▸ Problem to work on
Where does "tjera" appear in the data? Return each line that holds it.
*** Dataset excerpts ***
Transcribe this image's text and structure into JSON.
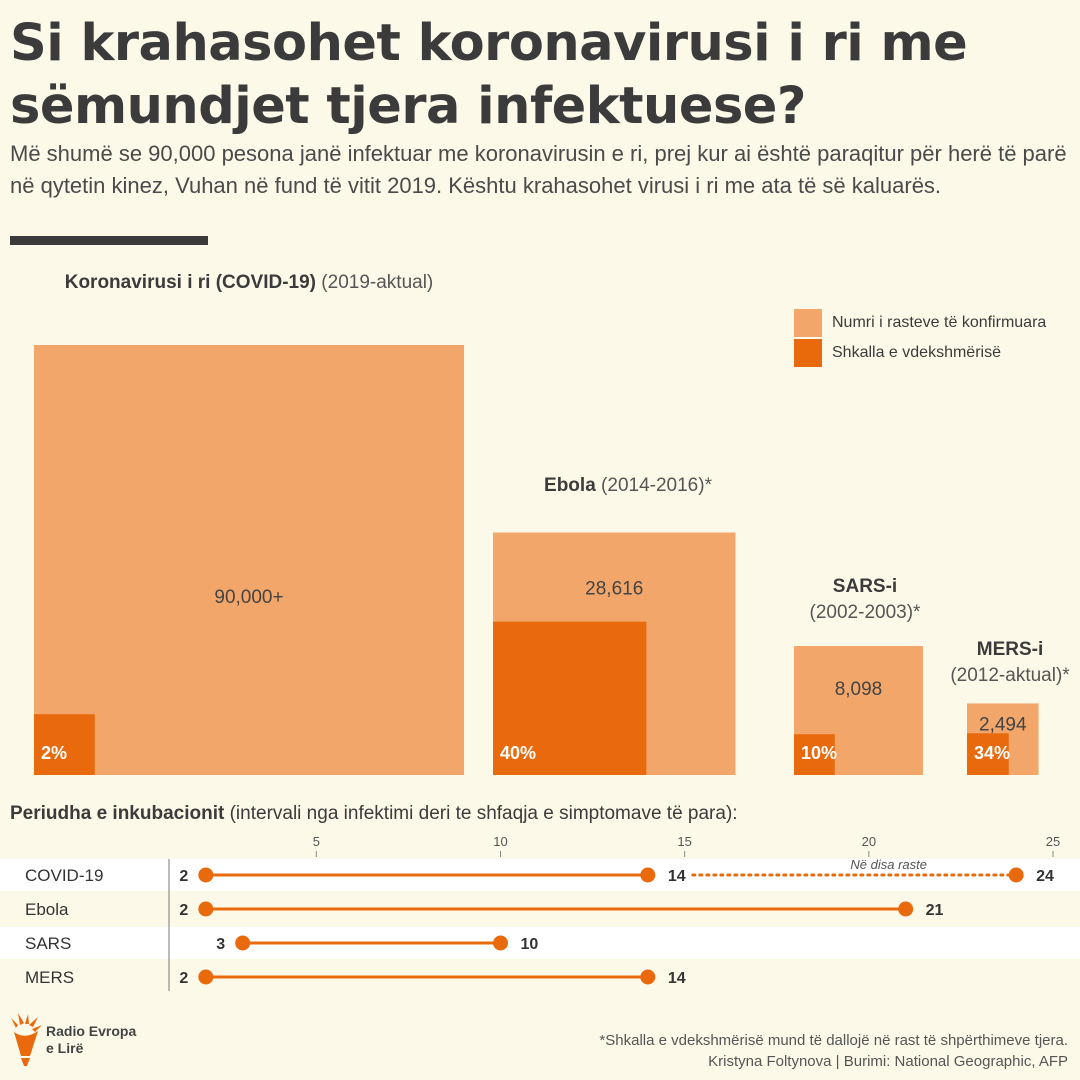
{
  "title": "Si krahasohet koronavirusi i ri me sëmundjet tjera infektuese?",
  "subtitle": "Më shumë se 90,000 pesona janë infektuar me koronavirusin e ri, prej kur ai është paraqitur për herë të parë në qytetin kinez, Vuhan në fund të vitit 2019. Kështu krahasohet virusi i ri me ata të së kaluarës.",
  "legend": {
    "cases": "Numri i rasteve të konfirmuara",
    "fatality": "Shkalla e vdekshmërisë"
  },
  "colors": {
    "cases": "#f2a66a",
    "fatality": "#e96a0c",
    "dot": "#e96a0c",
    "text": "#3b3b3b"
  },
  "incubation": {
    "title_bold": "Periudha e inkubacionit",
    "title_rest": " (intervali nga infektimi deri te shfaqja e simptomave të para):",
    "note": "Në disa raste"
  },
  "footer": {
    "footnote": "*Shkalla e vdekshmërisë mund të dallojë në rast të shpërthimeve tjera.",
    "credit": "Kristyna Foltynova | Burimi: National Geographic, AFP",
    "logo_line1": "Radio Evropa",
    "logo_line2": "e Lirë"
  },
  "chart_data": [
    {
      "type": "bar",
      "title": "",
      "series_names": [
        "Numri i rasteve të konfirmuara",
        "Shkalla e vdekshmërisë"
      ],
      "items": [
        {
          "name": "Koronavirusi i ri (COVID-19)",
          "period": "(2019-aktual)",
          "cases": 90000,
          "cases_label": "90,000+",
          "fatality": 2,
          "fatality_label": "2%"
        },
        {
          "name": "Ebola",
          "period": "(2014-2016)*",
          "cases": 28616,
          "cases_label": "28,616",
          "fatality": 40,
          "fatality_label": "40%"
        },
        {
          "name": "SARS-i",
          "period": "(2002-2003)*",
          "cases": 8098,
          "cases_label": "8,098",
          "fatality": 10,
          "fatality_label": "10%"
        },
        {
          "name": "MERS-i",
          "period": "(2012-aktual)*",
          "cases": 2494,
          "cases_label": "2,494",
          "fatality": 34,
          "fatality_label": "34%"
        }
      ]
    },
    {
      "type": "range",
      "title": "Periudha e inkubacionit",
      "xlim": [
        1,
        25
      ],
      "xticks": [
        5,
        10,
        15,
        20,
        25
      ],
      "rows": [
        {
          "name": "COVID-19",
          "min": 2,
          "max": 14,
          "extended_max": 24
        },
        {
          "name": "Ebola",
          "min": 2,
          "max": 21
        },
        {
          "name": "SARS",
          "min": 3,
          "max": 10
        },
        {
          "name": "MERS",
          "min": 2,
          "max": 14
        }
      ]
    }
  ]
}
*** End of Dataset excerpts ***
*** Dataset excerpts ***
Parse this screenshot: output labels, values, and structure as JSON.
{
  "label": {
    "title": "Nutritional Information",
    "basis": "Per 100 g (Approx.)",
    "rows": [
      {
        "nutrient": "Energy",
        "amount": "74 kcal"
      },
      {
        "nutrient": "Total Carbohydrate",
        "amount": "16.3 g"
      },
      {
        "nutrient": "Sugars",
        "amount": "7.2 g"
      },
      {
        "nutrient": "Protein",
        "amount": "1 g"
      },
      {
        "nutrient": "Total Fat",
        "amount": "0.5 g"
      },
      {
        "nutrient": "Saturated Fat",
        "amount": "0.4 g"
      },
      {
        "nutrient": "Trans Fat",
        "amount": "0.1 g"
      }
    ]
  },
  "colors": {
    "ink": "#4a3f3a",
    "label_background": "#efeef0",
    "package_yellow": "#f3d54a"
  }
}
*** End of Dataset excerpts ***
▸ Output
  "title": "Si krahasohet koronavirusi i ri me sëmundjet tjera infektuese?",
    "footnote": "*Shkalla e vdekshmërisë mund të dallojë në rast të shpërthimeve tjera.",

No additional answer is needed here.